- _EXERCISE PROMPT_:
Go through the entries below and retype them exactly, omitting each picture.

------

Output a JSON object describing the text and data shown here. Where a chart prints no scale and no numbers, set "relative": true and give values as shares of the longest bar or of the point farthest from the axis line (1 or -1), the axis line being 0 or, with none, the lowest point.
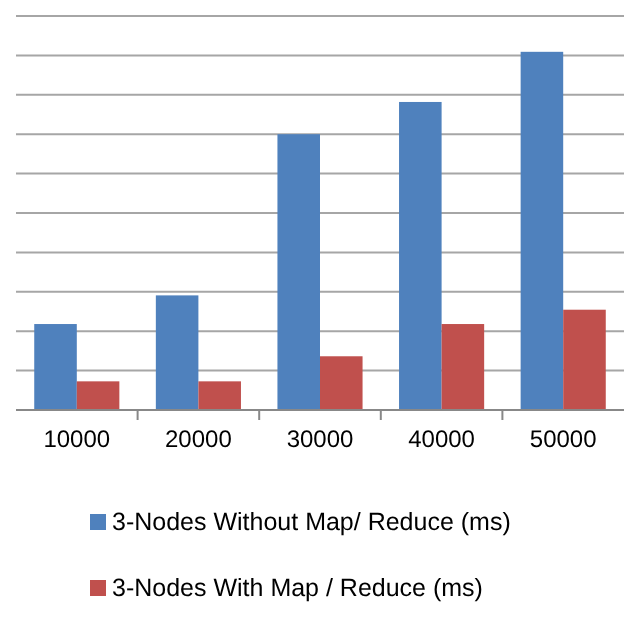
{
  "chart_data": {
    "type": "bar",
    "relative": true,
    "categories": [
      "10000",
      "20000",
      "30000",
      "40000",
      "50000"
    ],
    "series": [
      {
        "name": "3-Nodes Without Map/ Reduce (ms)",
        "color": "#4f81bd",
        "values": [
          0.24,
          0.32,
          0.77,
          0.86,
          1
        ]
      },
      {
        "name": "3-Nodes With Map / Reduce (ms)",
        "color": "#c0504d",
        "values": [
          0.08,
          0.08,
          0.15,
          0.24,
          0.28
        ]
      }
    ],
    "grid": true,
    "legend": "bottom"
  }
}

------

- _RESULT OF THE EXERCISE_:
Output a JSON object describing the text and data shown here. Where a chart prints no scale and no numbers, set "relative": true and give values as shares of the longest bar or of the point farthest from the axis line (1 or -1), the axis line being 0 or, with none, the lowest point.
{
  "chart_data": {
    "type": "bar",
    "relative": true,
    "categories": [
      "10000",
      "20000",
      "30000",
      "40000",
      "50000"
    ],
    "series": [
      {
        "name": "3-Nodes Without Map/ Reduce (ms)",
        "color": "#4f81bd",
        "values": [
          0.24,
          0.32,
          0.77,
          0.86,
          1
        ]
      },
      {
        "name": "3-Nodes With Map / Reduce (ms)",
        "color": "#c0504d",
        "values": [
          0.08,
          0.08,
          0.15,
          0.24,
          0.28
        ]
      }
    ],
    "grid": true,
    "legend": "bottom"
  }
}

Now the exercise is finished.